- _Given instruction_
Show each line from the listing that includes the word "Bike".

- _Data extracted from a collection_

┌──

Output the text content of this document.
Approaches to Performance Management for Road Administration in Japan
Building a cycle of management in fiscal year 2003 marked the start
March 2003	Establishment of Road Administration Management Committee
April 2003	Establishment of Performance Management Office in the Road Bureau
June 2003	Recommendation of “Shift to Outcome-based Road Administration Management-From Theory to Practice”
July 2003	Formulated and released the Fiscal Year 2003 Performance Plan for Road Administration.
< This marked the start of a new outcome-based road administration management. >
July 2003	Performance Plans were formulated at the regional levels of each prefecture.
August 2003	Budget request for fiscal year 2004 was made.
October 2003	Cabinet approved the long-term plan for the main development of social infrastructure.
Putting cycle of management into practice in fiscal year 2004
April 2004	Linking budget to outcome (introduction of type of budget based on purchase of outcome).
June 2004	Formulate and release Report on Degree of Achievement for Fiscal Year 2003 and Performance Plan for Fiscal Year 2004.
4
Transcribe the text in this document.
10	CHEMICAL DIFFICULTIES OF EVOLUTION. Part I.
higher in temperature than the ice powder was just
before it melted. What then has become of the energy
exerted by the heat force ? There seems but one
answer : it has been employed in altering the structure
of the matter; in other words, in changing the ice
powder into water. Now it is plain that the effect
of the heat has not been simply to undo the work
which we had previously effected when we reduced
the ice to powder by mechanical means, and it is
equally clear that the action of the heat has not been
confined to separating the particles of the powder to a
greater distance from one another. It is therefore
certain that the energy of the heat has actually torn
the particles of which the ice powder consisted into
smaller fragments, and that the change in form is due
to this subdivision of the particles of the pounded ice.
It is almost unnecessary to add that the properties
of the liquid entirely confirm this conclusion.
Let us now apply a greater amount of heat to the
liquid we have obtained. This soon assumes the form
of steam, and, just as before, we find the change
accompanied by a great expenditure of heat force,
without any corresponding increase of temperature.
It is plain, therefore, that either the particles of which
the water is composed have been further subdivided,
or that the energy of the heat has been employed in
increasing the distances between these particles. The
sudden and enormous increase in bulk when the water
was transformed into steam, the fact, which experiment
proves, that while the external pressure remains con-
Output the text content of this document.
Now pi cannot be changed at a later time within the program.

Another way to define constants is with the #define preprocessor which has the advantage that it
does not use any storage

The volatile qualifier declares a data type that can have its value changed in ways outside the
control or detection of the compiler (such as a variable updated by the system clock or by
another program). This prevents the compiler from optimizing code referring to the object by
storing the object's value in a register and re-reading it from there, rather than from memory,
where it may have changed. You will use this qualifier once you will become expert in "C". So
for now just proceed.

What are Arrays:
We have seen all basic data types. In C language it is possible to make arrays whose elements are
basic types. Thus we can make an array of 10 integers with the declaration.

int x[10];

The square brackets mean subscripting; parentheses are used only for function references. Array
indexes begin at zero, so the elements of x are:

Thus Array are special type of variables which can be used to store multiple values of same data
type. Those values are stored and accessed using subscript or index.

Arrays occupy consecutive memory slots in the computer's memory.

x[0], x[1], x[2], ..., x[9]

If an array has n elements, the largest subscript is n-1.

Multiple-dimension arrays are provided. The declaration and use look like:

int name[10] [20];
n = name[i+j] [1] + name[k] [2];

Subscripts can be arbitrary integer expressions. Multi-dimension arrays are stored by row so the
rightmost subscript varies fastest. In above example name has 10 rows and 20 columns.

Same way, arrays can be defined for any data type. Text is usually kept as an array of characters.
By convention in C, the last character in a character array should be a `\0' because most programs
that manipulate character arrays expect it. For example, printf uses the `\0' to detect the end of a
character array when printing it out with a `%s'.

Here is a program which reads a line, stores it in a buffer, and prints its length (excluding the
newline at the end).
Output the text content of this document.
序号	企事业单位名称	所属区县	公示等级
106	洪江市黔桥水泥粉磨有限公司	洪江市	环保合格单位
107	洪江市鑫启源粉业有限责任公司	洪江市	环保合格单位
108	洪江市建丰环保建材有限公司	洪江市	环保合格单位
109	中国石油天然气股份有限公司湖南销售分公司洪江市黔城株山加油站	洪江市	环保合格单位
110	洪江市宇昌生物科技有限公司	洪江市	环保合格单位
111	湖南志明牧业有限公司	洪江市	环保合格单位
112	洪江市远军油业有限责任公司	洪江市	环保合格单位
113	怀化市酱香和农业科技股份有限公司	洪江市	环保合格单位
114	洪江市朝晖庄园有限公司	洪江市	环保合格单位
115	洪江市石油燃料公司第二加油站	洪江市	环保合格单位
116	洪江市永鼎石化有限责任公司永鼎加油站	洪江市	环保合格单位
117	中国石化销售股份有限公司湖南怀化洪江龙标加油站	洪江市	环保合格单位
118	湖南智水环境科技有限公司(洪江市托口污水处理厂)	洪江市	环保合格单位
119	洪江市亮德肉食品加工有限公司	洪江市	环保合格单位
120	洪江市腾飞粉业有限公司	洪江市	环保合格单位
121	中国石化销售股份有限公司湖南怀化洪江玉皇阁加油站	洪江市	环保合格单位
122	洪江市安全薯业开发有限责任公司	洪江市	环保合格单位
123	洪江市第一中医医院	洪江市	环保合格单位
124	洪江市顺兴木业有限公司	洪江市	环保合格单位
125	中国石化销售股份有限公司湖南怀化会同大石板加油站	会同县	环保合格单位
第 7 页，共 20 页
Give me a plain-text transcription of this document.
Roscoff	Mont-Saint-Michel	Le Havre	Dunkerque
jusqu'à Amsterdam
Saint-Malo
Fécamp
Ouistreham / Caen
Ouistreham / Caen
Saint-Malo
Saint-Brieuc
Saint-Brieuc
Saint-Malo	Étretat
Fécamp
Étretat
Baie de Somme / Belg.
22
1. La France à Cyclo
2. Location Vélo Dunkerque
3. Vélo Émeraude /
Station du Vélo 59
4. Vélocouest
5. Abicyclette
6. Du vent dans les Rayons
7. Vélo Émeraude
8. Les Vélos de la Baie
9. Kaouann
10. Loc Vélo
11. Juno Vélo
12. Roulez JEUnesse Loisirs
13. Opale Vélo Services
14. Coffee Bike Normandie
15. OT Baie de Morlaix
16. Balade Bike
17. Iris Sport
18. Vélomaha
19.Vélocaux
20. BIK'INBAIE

└──

- _Response to this task_
14. Coffee Bike Normandie
16. Balade Bike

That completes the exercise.